_EXERCISE DETAILS_. Keep only the lines where "Documentos" appears.

-------- TASK INPUT

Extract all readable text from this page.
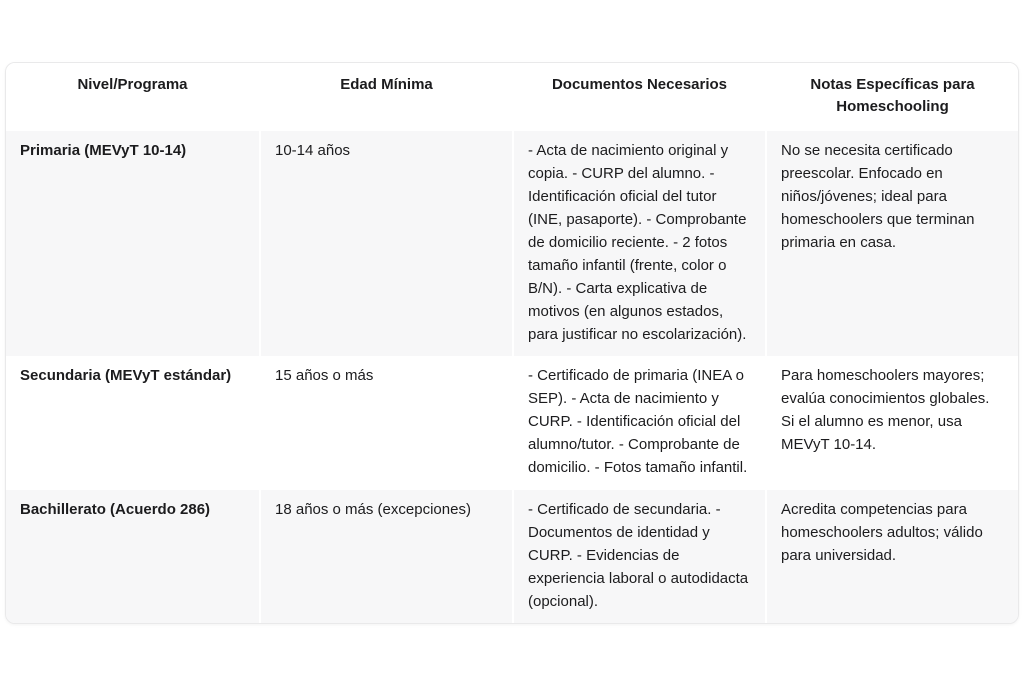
Nivel/Programa	Edad Mínima	Documentos Necesarios	Notas Específicas para Homeschooling
Primaria (MEVyT 10-14)	10-14 años	- Acta de nacimiento original y copia. - CURP del alumno. - Identificación oficial del tutor (INE, pasaporte). - Comprobante de domicilio reciente. - 2 fotos tamaño infantil (frente, color o B/N). - Carta explicativa de motivos (en algunos estados, para justificar no escolarización).	No se necesita certificado preescolar. Enfocado en niños/jóvenes; ideal para homeschoolers que terminan primaria en casa.
Secundaria (MEVyT estándar)	15 años o más	- Certificado de primaria (INEA o SEP). - Acta de nacimiento y CURP. - Identificación oficial del alumno/tutor. - Comprobante de domicilio. - Fotos tamaño infantil.	Para homeschoolers mayores; evalúa conocimientos globales. Si el alumno es menor, usa MEVyT 10-14.
Bachillerato (Acuerdo 286)	18 años o más (excepciones)	- Certificado de secundaria. - Documentos de identidad y CURP. - Evidencias de experiencia laboral o autodidacta (opcional).	Acredita competencias para homeschoolers adultos; válido para universidad.
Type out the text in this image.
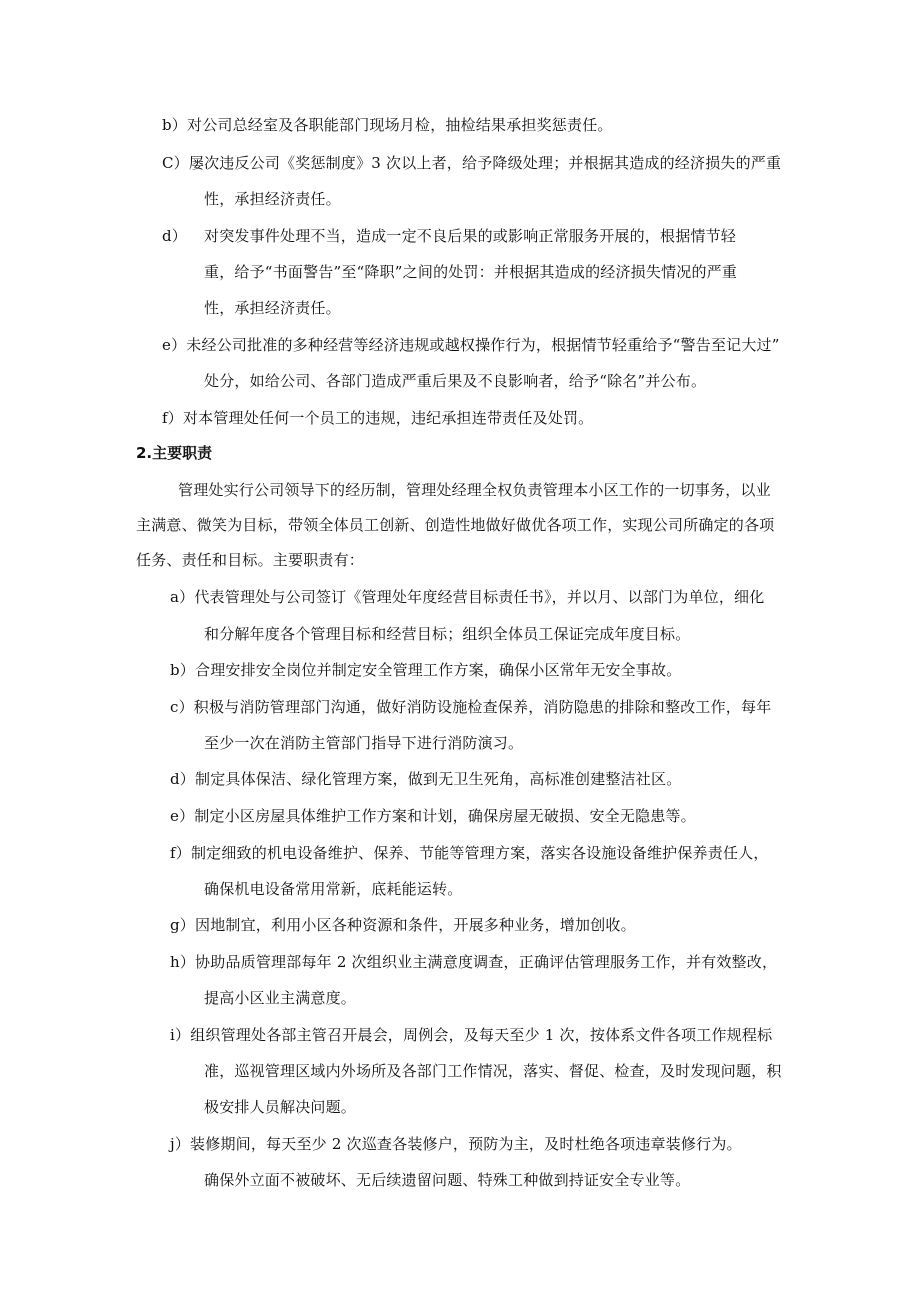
b）对公司总经室及各职能部门现场月检，抽检结果承担奖惩责任。
C）屡次违反公司《奖惩制度》3 次以上者，给予降级处理；并根据其造成的经济损失的严重
性，承担经济责任。
d） 对突发事件处理不当，造成一定不良后果的或影响正常服务开展的，根据情节轻
重，给予“书面警告”至“降职”之间的处罚：并根据其造成的经济损失情况的严重
性，承担经济责任。
e）未经公司批准的多种经营等经济违规或越权操作行为，根据情节轻重给予“警告至记大过”
处分，如给公司、各部门造成严重后果及不良影响者，给予“除名”并公布。
f）对本管理处任何一个员工的违规，违纪承担连带责任及处罚。
2.主要职责
管理处实行公司领导下的经历制，管理处经理全权负责管理本小区工作的一切事务，以业
主满意、微笑为目标，带领全体员工创新、创造性地做好做优各项工作，实现公司所确定的各项
任务、责任和目标。主要职责有：
a）代表管理处与公司签订《管理处年度经营目标责任书》，并以月、以部门为单位，细化
和分解年度各个管理目标和经营目标；组织全体员工保证完成年度目标。
b）合理安排安全岗位并制定安全管理工作方案，确保小区常年无安全事故。
c）积极与消防管理部门沟通，做好消防设施检查保养，消防隐患的排除和整改工作，每年
至少一次在消防主管部门指导下进行消防演习。
d）制定具体保洁、绿化管理方案，做到无卫生死角，高标准创建整洁社区。
e）制定小区房屋具体维护工作方案和计划，确保房屋无破损、安全无隐患等。
f）制定细致的机电设备维护、保养、节能等管理方案，落实各设施设备维护保养责任人，
确保机电设备常用常新，底耗能运转。
g）因地制宜，利用小区各种资源和条件，开展多种业务，增加创收。
h）协助品质管理部每年 2 次组织业主满意度调查，正确评估管理服务工作，并有效整改，
提高小区业主满意度。
i）组织管理处各部主管召开晨会，周例会，及每天至少 1 次，按体系文件各项工作规程标
准，巡视管理区域内外场所及各部门工作情况，落实、督促、检查，及时发现问题，积
极安排人员解决问题。
j）装修期间，每天至少 2 次巡查各装修户，预防为主，及时杜绝各项违章装修行为。
确保外立面不被破坏、无后续遗留问题、特殊工种做到持证安全专业等。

----------------

_THE SOLUTION_.
Nivel/Programa	Edad Mínima	Documentos Necesarios	Notas Específicas para Homeschooling
Bachillerato (Acuerdo 286)	18 años o más (excepciones)	- Certificado de secundaria. - Documentos de identidad y CURP. - Evidencias de experiencia laboral o autodidacta (opcional).	Acredita competencias para homeschoolers adultos; válido para universidad.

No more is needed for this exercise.